START

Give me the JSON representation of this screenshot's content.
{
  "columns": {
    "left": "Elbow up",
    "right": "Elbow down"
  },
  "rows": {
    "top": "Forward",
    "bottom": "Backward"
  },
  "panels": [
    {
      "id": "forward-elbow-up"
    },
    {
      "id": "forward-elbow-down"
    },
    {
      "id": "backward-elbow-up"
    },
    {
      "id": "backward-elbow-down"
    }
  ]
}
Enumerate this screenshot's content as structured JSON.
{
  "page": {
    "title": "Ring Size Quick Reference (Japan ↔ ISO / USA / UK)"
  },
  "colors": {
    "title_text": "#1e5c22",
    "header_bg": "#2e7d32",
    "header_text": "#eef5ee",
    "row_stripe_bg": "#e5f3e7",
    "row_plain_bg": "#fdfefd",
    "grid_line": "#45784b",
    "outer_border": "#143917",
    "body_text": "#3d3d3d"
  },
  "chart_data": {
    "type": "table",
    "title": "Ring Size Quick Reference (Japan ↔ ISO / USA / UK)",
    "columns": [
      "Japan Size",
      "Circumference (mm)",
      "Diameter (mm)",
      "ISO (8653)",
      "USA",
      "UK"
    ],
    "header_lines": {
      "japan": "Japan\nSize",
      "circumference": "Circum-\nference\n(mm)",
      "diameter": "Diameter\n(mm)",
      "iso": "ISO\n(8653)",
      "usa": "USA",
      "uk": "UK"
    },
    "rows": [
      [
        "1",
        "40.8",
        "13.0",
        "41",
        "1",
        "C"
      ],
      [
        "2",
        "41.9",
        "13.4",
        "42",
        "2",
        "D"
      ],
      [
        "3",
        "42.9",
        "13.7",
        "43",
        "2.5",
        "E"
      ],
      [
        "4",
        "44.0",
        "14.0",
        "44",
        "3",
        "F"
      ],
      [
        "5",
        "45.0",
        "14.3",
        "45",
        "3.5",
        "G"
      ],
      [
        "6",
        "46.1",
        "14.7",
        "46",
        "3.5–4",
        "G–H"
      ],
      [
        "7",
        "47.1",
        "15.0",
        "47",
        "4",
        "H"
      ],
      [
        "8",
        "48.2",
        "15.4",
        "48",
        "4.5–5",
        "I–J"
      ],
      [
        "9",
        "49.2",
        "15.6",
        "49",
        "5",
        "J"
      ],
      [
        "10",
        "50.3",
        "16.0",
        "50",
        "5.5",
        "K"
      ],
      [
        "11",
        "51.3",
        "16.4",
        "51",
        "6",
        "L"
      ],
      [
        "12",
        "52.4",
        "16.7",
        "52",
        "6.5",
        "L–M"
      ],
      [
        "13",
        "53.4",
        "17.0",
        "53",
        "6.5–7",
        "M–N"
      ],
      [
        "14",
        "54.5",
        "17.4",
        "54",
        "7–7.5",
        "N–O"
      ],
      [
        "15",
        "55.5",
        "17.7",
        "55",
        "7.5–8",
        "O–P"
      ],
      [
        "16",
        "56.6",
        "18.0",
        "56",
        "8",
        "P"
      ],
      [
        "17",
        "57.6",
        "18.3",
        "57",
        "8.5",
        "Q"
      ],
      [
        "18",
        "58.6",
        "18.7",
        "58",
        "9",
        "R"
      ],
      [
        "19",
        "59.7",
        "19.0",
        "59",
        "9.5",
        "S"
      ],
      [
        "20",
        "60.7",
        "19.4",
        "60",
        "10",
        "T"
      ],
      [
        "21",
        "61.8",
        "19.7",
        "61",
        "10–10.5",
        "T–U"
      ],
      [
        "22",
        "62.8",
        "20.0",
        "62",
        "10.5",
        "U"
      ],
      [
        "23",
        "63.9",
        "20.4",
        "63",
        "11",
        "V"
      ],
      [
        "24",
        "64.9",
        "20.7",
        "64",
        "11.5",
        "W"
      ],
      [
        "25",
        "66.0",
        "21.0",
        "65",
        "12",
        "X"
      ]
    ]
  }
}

END

● Set exercise: Identify each line in the entries with the word "this" and copy it.

● Answer for the task:
Give me the JSON representation of this screenshot's content.
Enumerate this screenshot's content as structured JSON.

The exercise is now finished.